**Task directions**
Take every line from the listing below that contains "พระรามเก".

**Data shown**
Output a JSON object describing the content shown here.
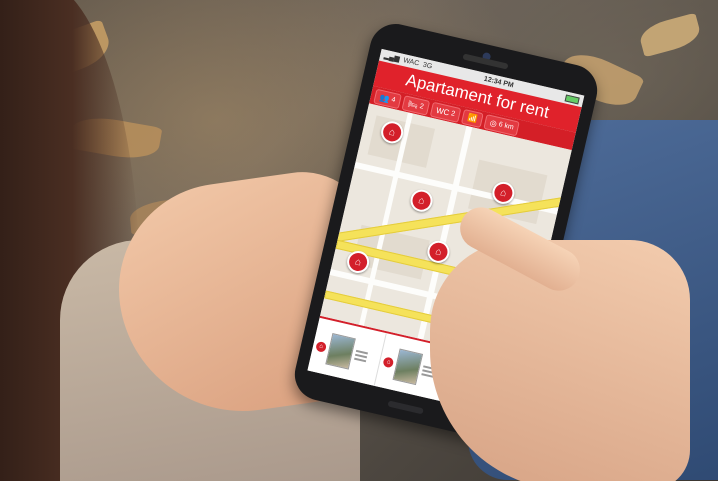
{
  "app": {
    "status": {
      "carrier": "WAC",
      "network": "3G",
      "time": "12:34 PM"
    },
    "title": "Apartament for rent",
    "filters": [
      {
        "icon": "people-icon",
        "glyph": "👥",
        "value": "4"
      },
      {
        "icon": "bed-icon",
        "glyph": "🛏",
        "value": "2"
      },
      {
        "icon": "wc-icon",
        "glyph": "WC",
        "value": "2"
      },
      {
        "icon": "wifi-icon",
        "glyph": "📶",
        "value": ""
      },
      {
        "icon": "distance-icon",
        "glyph": "◎",
        "value": "6 km"
      }
    ],
    "map": {
      "add_label": "+"
    },
    "listing_count": 3
  },
  "colors": {
    "accent": "#d31f2a",
    "road_major": "#f5e25a",
    "park": "#9fd58a"
  }
}
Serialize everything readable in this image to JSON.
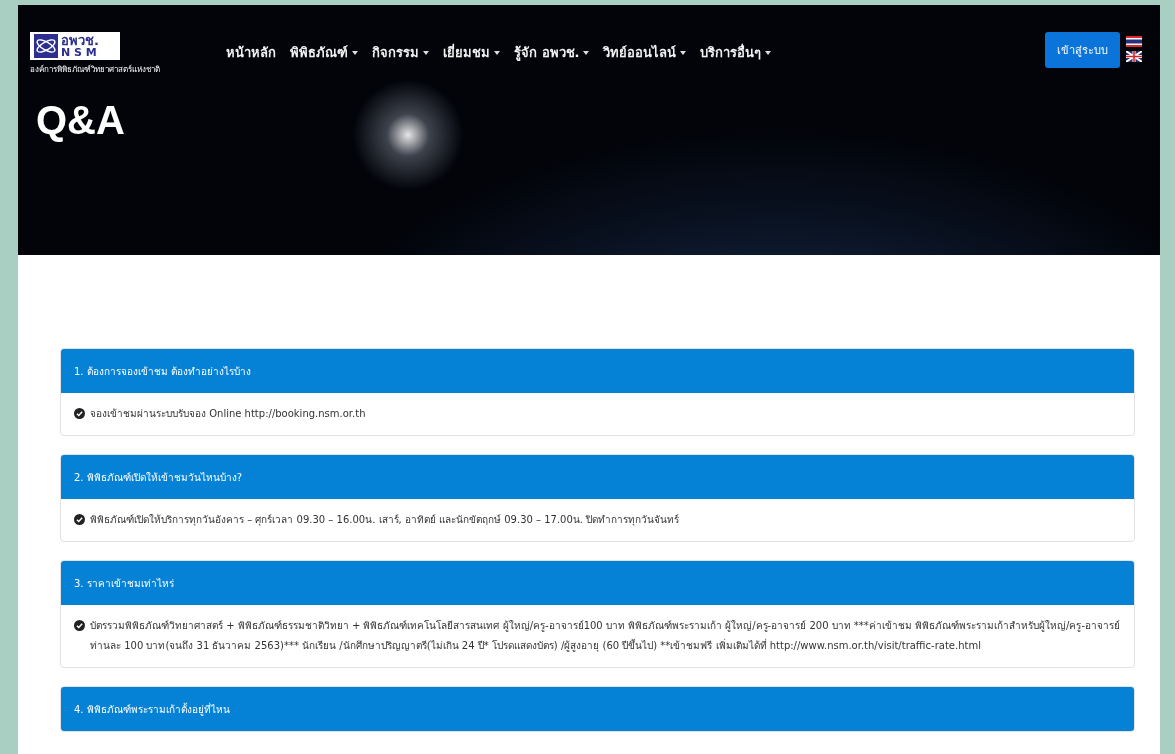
{
  "header": {
    "logo": {
      "abbr": "อพวช.",
      "letters": "N S M",
      "org_name": "องค์การพิพิธภัณฑ์วิทยาศาสตร์แห่งชาติ"
    },
    "nav": [
      {
        "label": "หน้าหลัก",
        "dropdown": false
      },
      {
        "label": "พิพิธภัณฑ์",
        "dropdown": true
      },
      {
        "label": "กิจกรรม",
        "dropdown": true
      },
      {
        "label": "เยี่ยมชม",
        "dropdown": true
      },
      {
        "label": "รู้จัก อพวช.",
        "dropdown": true
      },
      {
        "label": "วิทย์ออนไลน์",
        "dropdown": true
      },
      {
        "label": "บริการอื่นๆ",
        "dropdown": true
      }
    ],
    "login_button": "เข้าสู่ระบบ",
    "page_title": "Q&A"
  },
  "faq": [
    {
      "question": "1. ต้องการจองเข้าชม ต้องทำอย่างไรบ้าง",
      "answer": "จองเข้าชมผ่านระบบรับจอง Online http://booking.nsm.or.th"
    },
    {
      "question": "2. พิพิธภัณฑ์เปิดให้เข้าชมวันไหนบ้าง?",
      "answer": "พิพิธภัณฑ์เปิดให้บริการทุกวันอังคาร – ศุกร์เวลา 09.30 – 16.00น. เสาร์, อาทิตย์ และนักขัตฤกษ์ 09.30 – 17.00น. ปิดทำการทุกวันจันทร์"
    },
    {
      "question": "3. ราคาเข้าชมเท่าไหร่",
      "answer": "บัตรรวมพิพิธภัณฑ์วิทยาศาสตร์ + พิพิธภัณฑ์ธรรมชาติวิทยา + พิพิธภัณฑ์เทคโนโลยีสารสนเทศ ผู้ใหญ่/ครู-อาจารย์100 บาท พิพิธภัณฑ์พระรามเก้า ผู้ใหญ่/ครู-อาจารย์ 200 บาท ***ค่าเข้าชม พิพิธภัณฑ์พระรามเก้าสำหรับผู้ใหญ่/ครู-อาจารย์ ท่านละ 100 บาท(จนถึง 31 ธันวาคม 2563)*** นักเรียน /นักศึกษาปริญญาตรี(ไม่เกิน 24 ปี* โปรดแสดงบัตร) /ผู้สูงอายุ (60 ปีขึ้นไป) **เข้าชมฟรี เพิ่มเติมได้ที่ http://www.nsm.or.th/visit/traffic-rate.html"
    },
    {
      "question": "4. พิพิธภัณฑ์พระรามเก้าตั้งอยู่ที่ไหน"
    }
  ]
}
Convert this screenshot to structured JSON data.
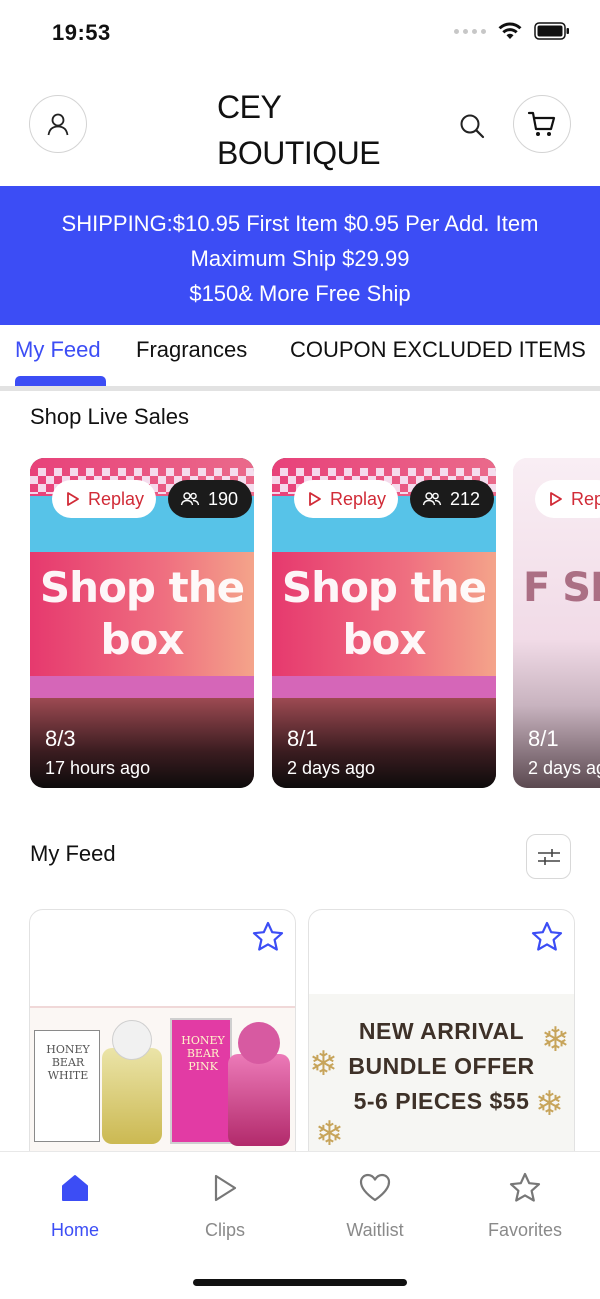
{
  "status_bar": {
    "time": "19:53"
  },
  "header": {
    "brand": "CEY\nBOUTIQUE"
  },
  "banner": {
    "lines": [
      "SHIPPING:$10.95 First Item $0.95  Per Add. Item",
      "Maximum Ship $29.99",
      "$150& More Free Ship"
    ],
    "background": "#3c4df5"
  },
  "tabs": [
    {
      "label": "My Feed",
      "active": true
    },
    {
      "label": "Fragrances",
      "active": false
    },
    {
      "label": "COUPON EXCLUDED ITEMS",
      "active": false
    }
  ],
  "live_section": {
    "title": "Shop Live Sales",
    "cards": [
      {
        "replay": "Replay",
        "viewers": "190",
        "headline": "Shop the box",
        "date": "8/3",
        "ago": "17 hours ago"
      },
      {
        "replay": "Replay",
        "viewers": "212",
        "headline": "Shop the box",
        "date": "8/1",
        "ago": "2 days ago"
      },
      {
        "replay": "Rep",
        "headline": "F SHI",
        "date": "8/1",
        "ago": "2 days ag"
      }
    ]
  },
  "feed_section": {
    "title": "My Feed",
    "products": [
      {
        "box_labels": [
          "HONEY BEAR WHITE",
          "HONEY BEAR PINK"
        ]
      },
      {
        "lines": [
          "NEW ARRIVAL",
          "BUNDLE OFFER",
          "5-6 PIECES $55"
        ]
      }
    ]
  },
  "bottom_nav": [
    {
      "label": "Home",
      "icon": "home-icon",
      "active": true
    },
    {
      "label": "Clips",
      "icon": "play-icon",
      "active": false
    },
    {
      "label": "Waitlist",
      "icon": "heart-icon",
      "active": false
    },
    {
      "label": "Favorites",
      "icon": "star-icon",
      "active": false
    }
  ],
  "colors": {
    "accent": "#3c4df5",
    "replay_red": "#d12b37"
  }
}
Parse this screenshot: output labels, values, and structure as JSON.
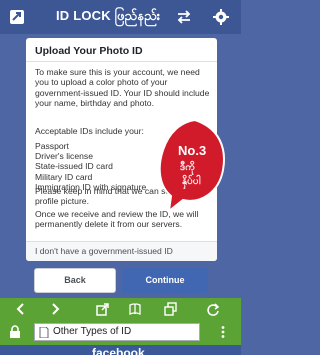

**The reply**
      "answer": "บัตรรวมพิพิธภัณฑ์วิทยาศาสตร์ + พิพิธภัณฑ์ธรรมชาติวิทยา + พิพิธภัณฑ์เทคโนโลยีสารสนเทศ ผู้ใหญ่/ครู-อาจารย์100 บาท พิพิธภัณฑ์พระรามเก้า ผู้ใหญ่/ครู-อาจารย์ 200 บาท ***ค่าเข้าชม พิพิธภัณฑ์พระรามเก้าสำหรับผู้ใหญ่/ครู-อาจารย์ ท่านละ 100 บาท(จนถึง 31 ธันวาคม 2563)*** นักเรียน /นักศึกษาปริญญาตรี(ไม่เกิน 24 ปี* โปรดแสดงบัตร) /ผู้สูงอายุ (60 ปีขึ้นไป) **เข้าชมฟรี เพิ่มเติมได้ที่ http://www.nsm.or.th/visit/traffic-rate.html"
      "question": "4. พิพิธภัณฑ์พระรามเก้าตั้งอยู่ที่ไหน"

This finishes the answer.